◆ Work required
Transcribe the records below exactly as they appear, omitting any pictures.

◆ Records from a dataset
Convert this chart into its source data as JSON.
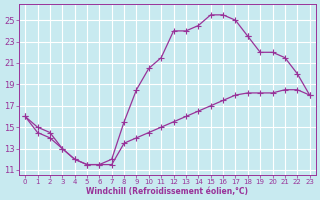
{
  "xlabel": "Windchill (Refroidissement éolien,°C)",
  "bg_color": "#c8eaf0",
  "line_color": "#993399",
  "grid_color": "#ffffff",
  "line1_x": [
    0,
    1,
    2,
    3,
    4,
    5,
    6,
    7,
    8,
    9,
    10,
    11,
    12,
    13,
    14,
    15,
    16,
    17,
    18
  ],
  "line1_y": [
    16.0,
    15.0,
    14.5,
    13.0,
    12.0,
    11.5,
    11.5,
    12.0,
    15.5,
    18.5,
    20.5,
    21.5,
    24.0,
    24.0,
    24.5,
    25.5,
    25.5,
    25.0,
    23.5
  ],
  "line2_x": [
    0,
    1,
    2,
    3,
    4,
    5,
    6,
    7,
    8,
    9,
    10,
    11,
    12,
    13,
    14,
    15,
    16,
    17,
    18,
    19,
    20,
    21,
    22,
    23
  ],
  "line2_y": [
    16.0,
    14.5,
    14.0,
    13.0,
    12.0,
    11.5,
    11.5,
    11.5,
    13.5,
    14.0,
    14.5,
    15.0,
    15.5,
    16.0,
    16.5,
    17.0,
    17.5,
    18.0,
    18.2,
    18.2,
    18.2,
    18.5,
    18.5,
    18.0
  ],
  "line3_x": [
    18,
    19,
    20,
    21,
    22,
    23
  ],
  "line3_y": [
    23.5,
    22.0,
    22.0,
    21.5,
    20.0,
    18.0
  ],
  "xlim": [
    -0.5,
    23.5
  ],
  "ylim": [
    10.5,
    26.5
  ],
  "yticks": [
    11,
    13,
    15,
    17,
    19,
    21,
    23,
    25
  ],
  "xticks": [
    0,
    1,
    2,
    3,
    4,
    5,
    6,
    7,
    8,
    9,
    10,
    11,
    12,
    13,
    14,
    15,
    16,
    17,
    18,
    19,
    20,
    21,
    22,
    23
  ]
}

◆ Result of the task
Convert this chart into its source data as JSON.
{
  "xlabel": "Windchill (Refroidissement éolien,°C)",
  "bg_color": "#c8eaf0",
  "line_color": "#993399",
  "grid_color": "#ffffff",
  "line1_x": [
    0,
    1,
    2,
    3,
    4,
    5,
    6,
    7,
    8,
    9,
    10,
    11,
    12,
    13,
    14,
    15,
    16,
    17,
    18
  ],
  "line1_y": [
    16.0,
    15.0,
    14.5,
    13.0,
    12.0,
    11.5,
    11.5,
    12.0,
    15.5,
    18.5,
    20.5,
    21.5,
    24.0,
    24.0,
    24.5,
    25.5,
    25.5,
    25.0,
    23.5
  ],
  "line2_x": [
    0,
    1,
    2,
    3,
    4,
    5,
    6,
    7,
    8,
    9,
    10,
    11,
    12,
    13,
    14,
    15,
    16,
    17,
    18,
    19,
    20,
    21,
    22,
    23
  ],
  "line2_y": [
    16.0,
    14.5,
    14.0,
    13.0,
    12.0,
    11.5,
    11.5,
    11.5,
    13.5,
    14.0,
    14.5,
    15.0,
    15.5,
    16.0,
    16.5,
    17.0,
    17.5,
    18.0,
    18.2,
    18.2,
    18.2,
    18.5,
    18.5,
    18.0
  ],
  "line3_x": [
    18,
    19,
    20,
    21,
    22,
    23
  ],
  "line3_y": [
    23.5,
    22.0,
    22.0,
    21.5,
    20.0,
    18.0
  ],
  "xlim": [
    -0.5,
    23.5
  ],
  "ylim": [
    10.5,
    26.5
  ],
  "yticks": [
    11,
    13,
    15,
    17,
    19,
    21,
    23,
    25
  ],
  "xticks": [
    0,
    1,
    2,
    3,
    4,
    5,
    6,
    7,
    8,
    9,
    10,
    11,
    12,
    13,
    14,
    15,
    16,
    17,
    18,
    19,
    20,
    21,
    22,
    23
  ]
}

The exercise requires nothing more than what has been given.